▸ **Goal of the exercise**
Any picture among the records should be left out, please; retype the rest exactly.

━━━━━ Information provided

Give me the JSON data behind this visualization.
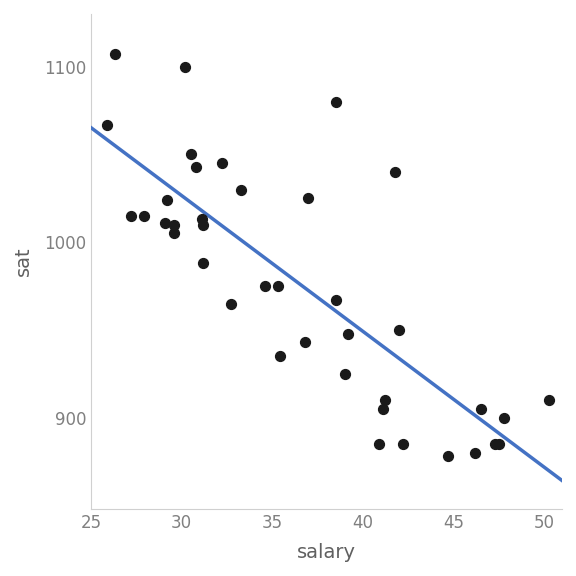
{
  "salary": [
    26.3,
    25.9,
    29.1,
    31.1,
    29.2,
    27.2,
    29.6,
    27.9,
    37.0,
    31.2,
    29.6,
    30.8,
    35.3,
    32.2,
    30.2,
    33.3,
    31.2,
    30.5,
    34.6,
    32.7,
    36.8,
    35.4,
    39.0,
    38.5,
    38.5,
    39.2,
    41.1,
    42.0,
    41.2,
    42.2,
    46.2,
    47.5,
    47.3,
    41.8,
    44.7,
    47.8,
    46.5,
    40.9,
    50.3
  ],
  "sat": [
    1107,
    1067,
    1011,
    1013,
    1024,
    1015,
    1010,
    1015,
    1025,
    988,
    1005,
    1043,
    975,
    1045,
    1100,
    1030,
    1010,
    1050,
    975,
    965,
    943,
    935,
    925,
    1080,
    967,
    948,
    905,
    950,
    910,
    885,
    880,
    885,
    885,
    1040,
    878,
    900,
    905,
    885,
    910
  ],
  "point_color": "#1a1a1a",
  "line_color": "#4472C4",
  "line_width": 2.5,
  "point_size": 50,
  "xlabel": "salary",
  "ylabel": "sat",
  "xlim": [
    25,
    51
  ],
  "ylim": [
    848,
    1130
  ],
  "xticks": [
    25,
    30,
    35,
    40,
    45,
    50
  ],
  "yticks": [
    900,
    1000,
    1100
  ],
  "tick_label_color": "#808080",
  "axis_label_color": "#606060",
  "background_color": "#ffffff",
  "label_fontsize": 14,
  "tick_fontsize": 12
}
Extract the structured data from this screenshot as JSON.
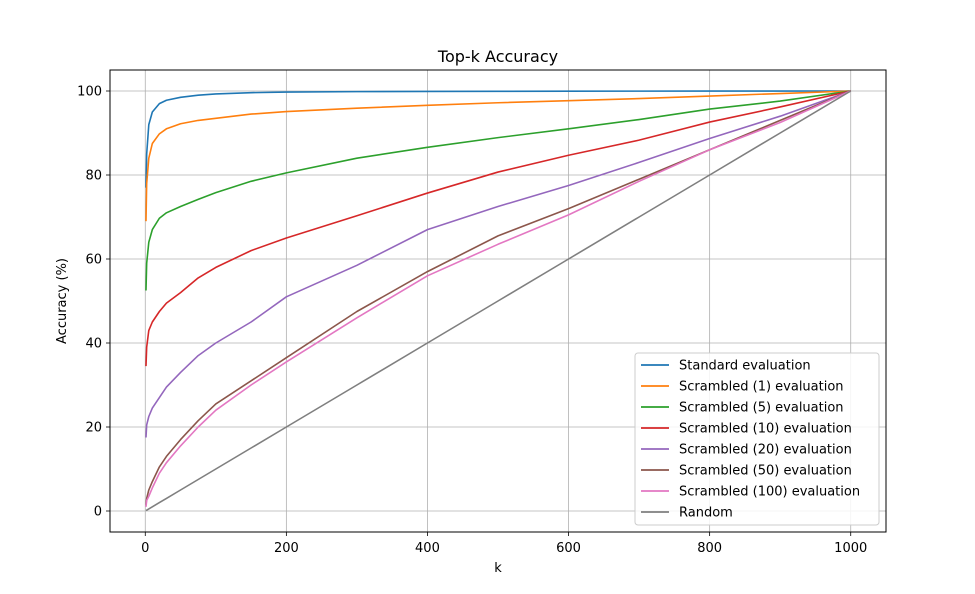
{
  "chart_data": {
    "type": "line",
    "title": "Top-k Accuracy",
    "xlabel": "k",
    "ylabel": "Accuracy (%)",
    "xlim": [
      -50,
      1050
    ],
    "ylim": [
      -5,
      105
    ],
    "xticks": [
      0,
      200,
      400,
      600,
      800,
      1000
    ],
    "yticks": [
      0,
      20,
      40,
      60,
      80,
      100
    ],
    "grid": true,
    "legend_position": "lower-right",
    "x": [
      1,
      2,
      5,
      10,
      20,
      30,
      50,
      75,
      100,
      150,
      200,
      300,
      400,
      500,
      600,
      700,
      800,
      900,
      1000
    ],
    "series": [
      {
        "name": "Standard evaluation",
        "color": "#1f77b4",
        "values": [
          77.0,
          85.0,
          92.0,
          95.0,
          97.0,
          97.8,
          98.5,
          99.0,
          99.3,
          99.6,
          99.75,
          99.85,
          99.9,
          99.93,
          99.95,
          99.97,
          99.98,
          99.99,
          100
        ]
      },
      {
        "name": "Scrambled (1) evaluation",
        "color": "#ff7f0e",
        "values": [
          69.0,
          78.0,
          84.0,
          87.5,
          89.8,
          91.0,
          92.2,
          93.0,
          93.5,
          94.5,
          95.1,
          95.9,
          96.6,
          97.2,
          97.7,
          98.2,
          98.8,
          99.4,
          100
        ]
      },
      {
        "name": "Scrambled (5) evaluation",
        "color": "#2ca02c",
        "values": [
          52.5,
          59.0,
          64.0,
          67.0,
          69.7,
          71.0,
          72.5,
          74.2,
          75.8,
          78.5,
          80.5,
          84.0,
          86.6,
          88.9,
          91.0,
          93.2,
          95.7,
          97.6,
          100
        ]
      },
      {
        "name": "Scrambled (10) evaluation",
        "color": "#d62728",
        "values": [
          34.5,
          39.0,
          43.0,
          45.0,
          47.5,
          49.5,
          52.0,
          55.5,
          58.0,
          62.0,
          65.0,
          70.3,
          75.7,
          80.7,
          84.7,
          88.3,
          92.6,
          96.2,
          100
        ]
      },
      {
        "name": "Scrambled (20) evaluation",
        "color": "#9467bd",
        "values": [
          17.5,
          20.5,
          22.5,
          24.5,
          27.0,
          29.5,
          33.0,
          37.0,
          40.0,
          45.0,
          51.0,
          58.5,
          67.0,
          72.5,
          77.5,
          83.0,
          88.7,
          94.0,
          100
        ]
      },
      {
        "name": "Scrambled (50) evaluation",
        "color": "#8c564b",
        "values": [
          1.5,
          3.0,
          5.0,
          7.0,
          10.5,
          13.0,
          17.0,
          21.5,
          25.5,
          31.0,
          36.5,
          47.5,
          57.0,
          65.5,
          72.0,
          79.0,
          86.0,
          93.0,
          100
        ]
      },
      {
        "name": "Scrambled (100) evaluation",
        "color": "#e377c2",
        "values": [
          1.0,
          2.5,
          3.5,
          5.5,
          9.0,
          11.5,
          15.5,
          20.0,
          24.0,
          30.0,
          35.5,
          46.0,
          56.0,
          63.5,
          70.5,
          78.5,
          86.0,
          92.5,
          100
        ]
      },
      {
        "name": "Random",
        "color": "#7f7f7f",
        "values": [
          0.1,
          0.2,
          0.5,
          1.0,
          2.0,
          3.0,
          5.0,
          7.5,
          10.0,
          15.0,
          20.0,
          30.0,
          40.0,
          50.0,
          60.0,
          70.0,
          80.0,
          90.0,
          100
        ]
      }
    ]
  }
}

━━━━━━━━━━

▸ **Answer for the task**
Give me the JSON data behind this visualization.
{
  "salary": [
    26.3,
    25.9,
    29.1,
    31.1,
    29.2,
    27.2,
    29.6,
    27.9,
    37.0,
    31.2,
    29.6,
    30.8,
    35.3,
    32.2,
    30.2,
    33.3,
    31.2,
    30.5,
    34.6,
    32.7,
    36.8,
    35.4,
    39.0,
    38.5,
    38.5,
    39.2,
    41.1,
    42.0,
    41.2,
    42.2,
    46.2,
    47.5,
    47.3,
    41.8,
    44.7,
    47.8,
    46.5,
    40.9,
    50.3
  ],
  "sat": [
    1107,
    1067,
    1011,
    1013,
    1024,
    1015,
    1010,
    1015,
    1025,
    988,
    1005,
    1043,
    975,
    1045,
    1100,
    1030,
    1010,
    1050,
    975,
    965,
    943,
    935,
    925,
    1080,
    967,
    948,
    905,
    950,
    910,
    885,
    880,
    885,
    885,
    1040,
    878,
    900,
    905,
    885,
    910
  ],
  "point_color": "#1a1a1a",
  "line_color": "#4472C4",
  "line_width": 2.5,
  "point_size": 50,
  "xlabel": "salary",
  "ylabel": "sat",
  "xlim": [
    25,
    51
  ],
  "ylim": [
    848,
    1130
  ],
  "xticks": [
    25,
    30,
    35,
    40,
    45,
    50
  ],
  "yticks": [
    900,
    1000,
    1100
  ],
  "tick_label_color": "#808080",
  "axis_label_color": "#606060",
  "background_color": "#ffffff",
  "label_fontsize": 14,
  "tick_fontsize": 12
}
Extract the structured data from this screenshot as JSON.
{
  "chart_data": {
    "type": "line",
    "title": "Top-k Accuracy",
    "xlabel": "k",
    "ylabel": "Accuracy (%)",
    "xlim": [
      -50,
      1050
    ],
    "ylim": [
      -5,
      105
    ],
    "xticks": [
      0,
      200,
      400,
      600,
      800,
      1000
    ],
    "yticks": [
      0,
      20,
      40,
      60,
      80,
      100
    ],
    "grid": true,
    "legend_position": "lower-right",
    "x": [
      1,
      2,
      5,
      10,
      20,
      30,
      50,
      75,
      100,
      150,
      200,
      300,
      400,
      500,
      600,
      700,
      800,
      900,
      1000
    ],
    "series": [
      {
        "name": "Standard evaluation",
        "color": "#1f77b4",
        "values": [
          77.0,
          85.0,
          92.0,
          95.0,
          97.0,
          97.8,
          98.5,
          99.0,
          99.3,
          99.6,
          99.75,
          99.85,
          99.9,
          99.93,
          99.95,
          99.97,
          99.98,
          99.99,
          100
        ]
      },
      {
        "name": "Scrambled (1) evaluation",
        "color": "#ff7f0e",
        "values": [
          69.0,
          78.0,
          84.0,
          87.5,
          89.8,
          91.0,
          92.2,
          93.0,
          93.5,
          94.5,
          95.1,
          95.9,
          96.6,
          97.2,
          97.7,
          98.2,
          98.8,
          99.4,
          100
        ]
      },
      {
        "name": "Scrambled (5) evaluation",
        "color": "#2ca02c",
        "values": [
          52.5,
          59.0,
          64.0,
          67.0,
          69.7,
          71.0,
          72.5,
          74.2,
          75.8,
          78.5,
          80.5,
          84.0,
          86.6,
          88.9,
          91.0,
          93.2,
          95.7,
          97.6,
          100
        ]
      },
      {
        "name": "Scrambled (10) evaluation",
        "color": "#d62728",
        "values": [
          34.5,
          39.0,
          43.0,
          45.0,
          47.5,
          49.5,
          52.0,
          55.5,
          58.0,
          62.0,
          65.0,
          70.3,
          75.7,
          80.7,
          84.7,
          88.3,
          92.6,
          96.2,
          100
        ]
      },
      {
        "name": "Scrambled (20) evaluation",
        "color": "#9467bd",
        "values": [
          17.5,
          20.5,
          22.5,
          24.5,
          27.0,
          29.5,
          33.0,
          37.0,
          40.0,
          45.0,
          51.0,
          58.5,
          67.0,
          72.5,
          77.5,
          83.0,
          88.7,
          94.0,
          100
        ]
      },
      {
        "name": "Scrambled (50) evaluation",
        "color": "#8c564b",
        "values": [
          1.5,
          3.0,
          5.0,
          7.0,
          10.5,
          13.0,
          17.0,
          21.5,
          25.5,
          31.0,
          36.5,
          47.5,
          57.0,
          65.5,
          72.0,
          79.0,
          86.0,
          93.0,
          100
        ]
      },
      {
        "name": "Scrambled (100) evaluation",
        "color": "#e377c2",
        "values": [
          1.0,
          2.5,
          3.5,
          5.5,
          9.0,
          11.5,
          15.5,
          20.0,
          24.0,
          30.0,
          35.5,
          46.0,
          56.0,
          63.5,
          70.5,
          78.5,
          86.0,
          92.5,
          100
        ]
      },
      {
        "name": "Random",
        "color": "#7f7f7f",
        "values": [
          0.1,
          0.2,
          0.5,
          1.0,
          2.0,
          3.0,
          5.0,
          7.5,
          10.0,
          15.0,
          20.0,
          30.0,
          40.0,
          50.0,
          60.0,
          70.0,
          80.0,
          90.0,
          100
        ]
      }
    ]
  }
}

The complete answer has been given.